[start of SOURCE MATERIAL]
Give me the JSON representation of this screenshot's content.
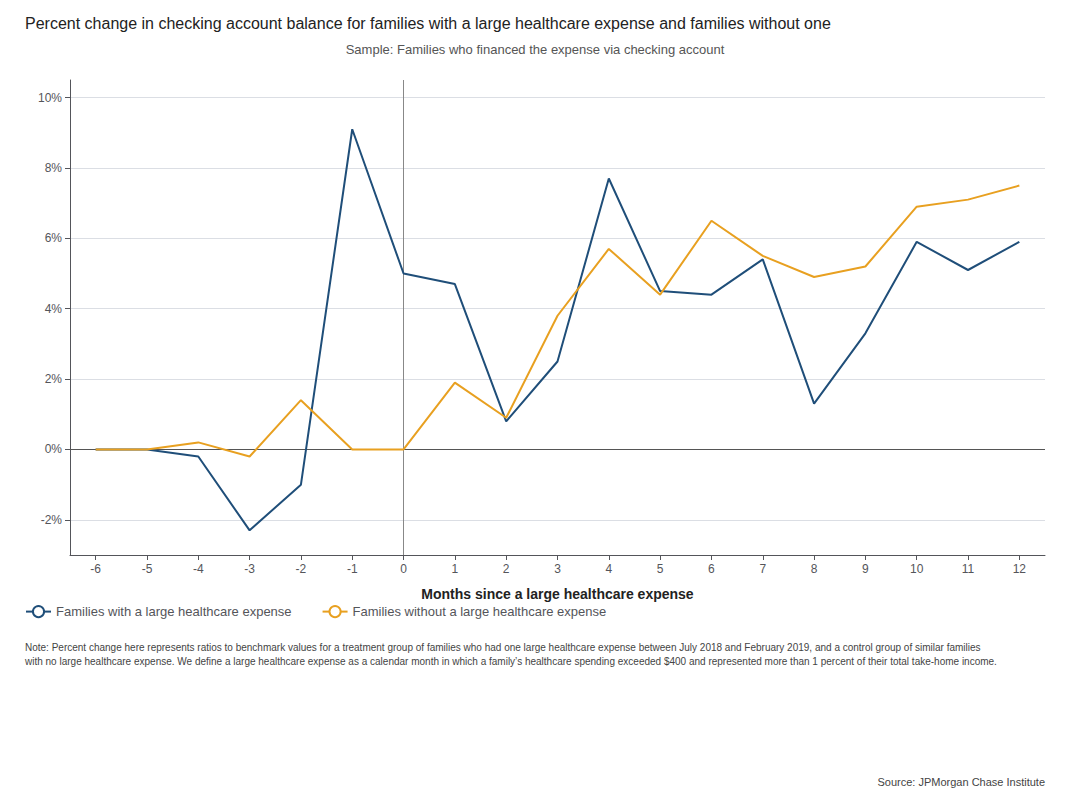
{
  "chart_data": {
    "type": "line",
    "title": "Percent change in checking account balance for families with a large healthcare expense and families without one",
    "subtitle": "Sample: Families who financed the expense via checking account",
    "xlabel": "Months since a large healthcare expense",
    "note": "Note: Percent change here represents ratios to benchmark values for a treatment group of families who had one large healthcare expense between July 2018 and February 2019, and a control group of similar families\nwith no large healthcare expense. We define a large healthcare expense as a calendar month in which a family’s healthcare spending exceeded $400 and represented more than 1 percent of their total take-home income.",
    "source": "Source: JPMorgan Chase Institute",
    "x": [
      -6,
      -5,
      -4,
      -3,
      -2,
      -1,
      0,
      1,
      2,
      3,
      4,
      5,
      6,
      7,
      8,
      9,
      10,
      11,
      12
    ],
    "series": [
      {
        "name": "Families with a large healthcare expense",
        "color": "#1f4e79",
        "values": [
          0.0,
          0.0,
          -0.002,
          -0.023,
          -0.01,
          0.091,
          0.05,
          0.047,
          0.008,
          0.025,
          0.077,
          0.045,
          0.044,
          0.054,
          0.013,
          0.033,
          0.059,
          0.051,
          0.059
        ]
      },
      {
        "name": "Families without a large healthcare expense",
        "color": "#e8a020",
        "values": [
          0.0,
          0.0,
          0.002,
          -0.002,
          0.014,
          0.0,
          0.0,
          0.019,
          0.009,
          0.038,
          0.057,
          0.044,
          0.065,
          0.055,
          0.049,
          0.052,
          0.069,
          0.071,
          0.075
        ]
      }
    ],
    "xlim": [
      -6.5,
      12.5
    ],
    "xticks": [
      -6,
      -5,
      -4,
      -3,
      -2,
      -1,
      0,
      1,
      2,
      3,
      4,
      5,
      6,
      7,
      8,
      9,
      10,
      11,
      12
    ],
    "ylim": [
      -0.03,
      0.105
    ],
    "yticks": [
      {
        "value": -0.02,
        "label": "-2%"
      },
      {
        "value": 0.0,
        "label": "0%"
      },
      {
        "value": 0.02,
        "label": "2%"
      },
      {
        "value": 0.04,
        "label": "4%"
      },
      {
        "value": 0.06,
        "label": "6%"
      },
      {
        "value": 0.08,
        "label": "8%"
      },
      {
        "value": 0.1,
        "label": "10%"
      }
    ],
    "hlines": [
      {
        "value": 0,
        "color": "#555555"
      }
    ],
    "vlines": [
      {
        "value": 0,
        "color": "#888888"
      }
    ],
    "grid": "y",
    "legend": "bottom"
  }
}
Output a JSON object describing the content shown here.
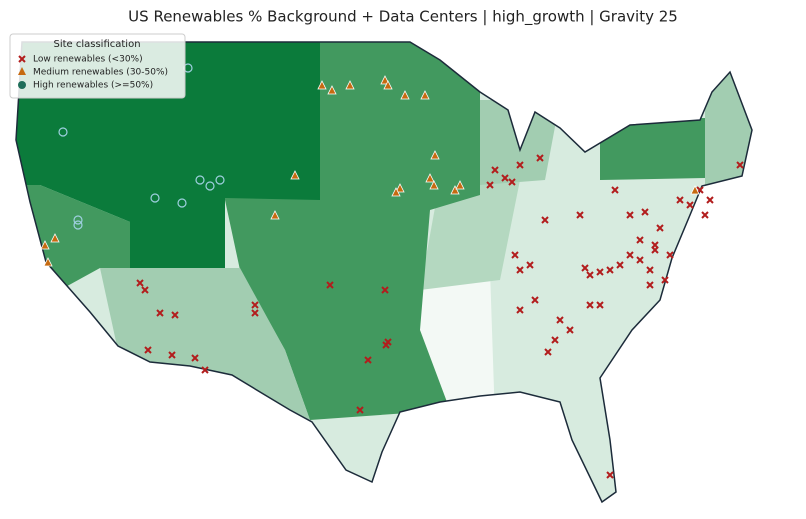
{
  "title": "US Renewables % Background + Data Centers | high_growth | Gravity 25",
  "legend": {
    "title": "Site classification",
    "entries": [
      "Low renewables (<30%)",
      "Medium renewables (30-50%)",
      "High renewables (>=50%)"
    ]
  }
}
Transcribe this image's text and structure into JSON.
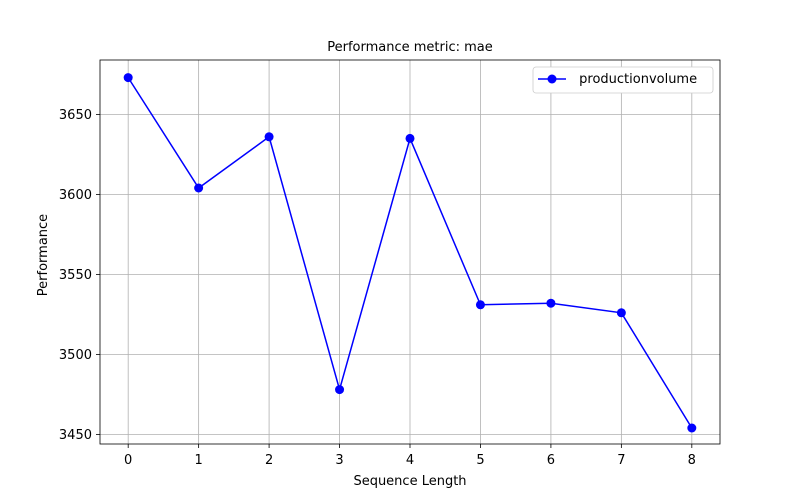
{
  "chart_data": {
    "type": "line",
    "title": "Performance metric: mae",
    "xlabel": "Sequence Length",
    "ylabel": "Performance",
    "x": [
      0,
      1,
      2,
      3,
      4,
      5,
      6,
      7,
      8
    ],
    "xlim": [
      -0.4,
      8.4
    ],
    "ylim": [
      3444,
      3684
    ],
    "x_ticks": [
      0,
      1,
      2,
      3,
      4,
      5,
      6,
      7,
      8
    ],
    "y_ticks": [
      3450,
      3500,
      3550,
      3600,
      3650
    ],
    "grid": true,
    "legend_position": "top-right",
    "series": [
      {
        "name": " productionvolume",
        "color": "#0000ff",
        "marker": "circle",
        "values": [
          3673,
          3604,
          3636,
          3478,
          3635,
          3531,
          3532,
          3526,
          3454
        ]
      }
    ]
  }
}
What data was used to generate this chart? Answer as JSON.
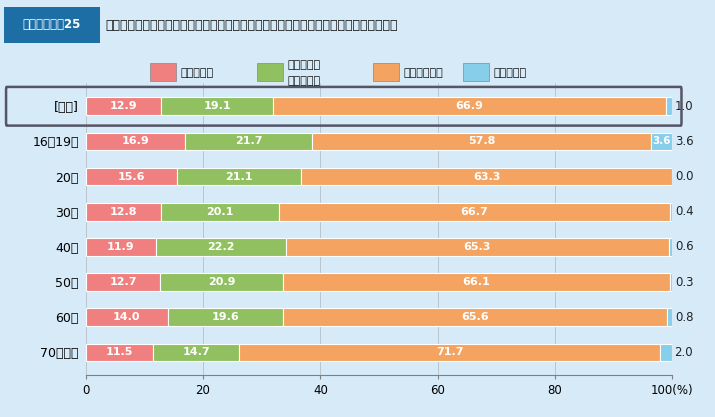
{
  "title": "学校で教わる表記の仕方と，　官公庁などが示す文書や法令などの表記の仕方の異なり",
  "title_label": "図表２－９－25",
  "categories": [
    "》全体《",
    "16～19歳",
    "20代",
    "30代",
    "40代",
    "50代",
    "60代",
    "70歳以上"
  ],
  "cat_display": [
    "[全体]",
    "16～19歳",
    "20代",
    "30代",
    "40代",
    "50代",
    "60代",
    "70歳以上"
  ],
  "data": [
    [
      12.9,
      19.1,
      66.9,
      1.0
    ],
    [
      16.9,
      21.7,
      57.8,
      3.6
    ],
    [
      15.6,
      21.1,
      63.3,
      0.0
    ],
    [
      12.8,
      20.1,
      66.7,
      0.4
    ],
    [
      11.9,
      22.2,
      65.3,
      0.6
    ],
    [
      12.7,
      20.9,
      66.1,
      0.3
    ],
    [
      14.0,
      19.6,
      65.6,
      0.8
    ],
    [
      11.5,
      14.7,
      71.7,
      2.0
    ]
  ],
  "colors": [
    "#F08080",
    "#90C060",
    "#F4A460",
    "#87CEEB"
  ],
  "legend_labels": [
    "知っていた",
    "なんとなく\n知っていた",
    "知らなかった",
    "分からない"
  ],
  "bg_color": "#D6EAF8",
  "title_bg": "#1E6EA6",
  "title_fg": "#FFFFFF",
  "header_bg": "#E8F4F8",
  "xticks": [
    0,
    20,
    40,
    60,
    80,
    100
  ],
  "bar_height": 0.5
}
[end of SOURCE MATERIAL]
Using the listing above, show every line that includes the string "checking".

    "title": "Percent change in checking account balance for families with a large healthcare expense and families without one",
    "subtitle": "Sample: Families who financed the expense via checking account",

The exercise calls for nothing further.